- Goal
In the text on children and divorce below, how much longer do children take than adults to adjust to divorce?

begin Text extract

Very few children are adequately prepared for divorce. In fact, for many, the divorce comes as a complete shock. To make matters worse, most receive little post-divorce emotional or spiritual support. Children have some characteristic ways of coping, which include strong feelings of fear, anger and abandonment, and a sense of vulnerability and powerlessness as their family disintegrates. Most experience an acute grief reaction to the loss of their family, particularly to the loss of the absent parent. For many children, these and other reactions can last a long time; much longer than their parents realize.
After a divorce, children have difficulty bridging the gaps between their parents' worlds. Most say they grew up in two families, not one. This is often difficult for adults to understand. The typical divorced adult assumes his or her children are happy with, or at least unaffected by, the changes that have occurred. Nothing could be further from the truth. Children struggle with divorce issues, even many years after the event.
Children take at least a year longer to adjust to divorce than adults. With the time between divorce, dating and remarriage getting shorter and shorter, children often have difficulty keeping up with the changes their parents are making. What this means is that long after a remarriage, children may still be struggling with the loss of their original family.
Many children believe that they had something to do with the divorce. They may remember times when they argued with their parents, received poor grades, or got in trouble. They may associate that conflict with their parents' conflict and blame themselves. Some worry that their parents will stop loving them, or that they will never see one of them again. Sometimes young children do not understand the meaning and permanence of divorce.

end Text extract
begin Data excerpt

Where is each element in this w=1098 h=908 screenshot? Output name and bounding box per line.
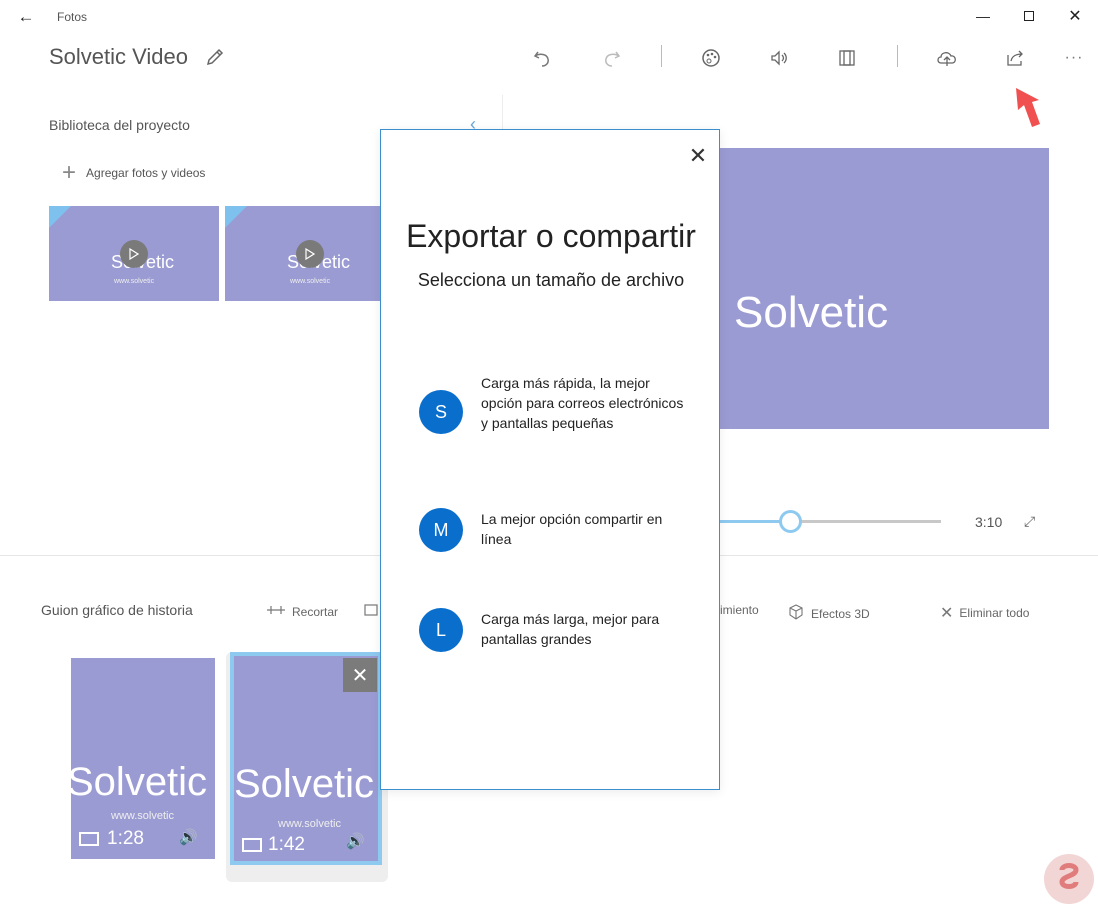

end Data excerpt

- Exercise output
At least a year longer.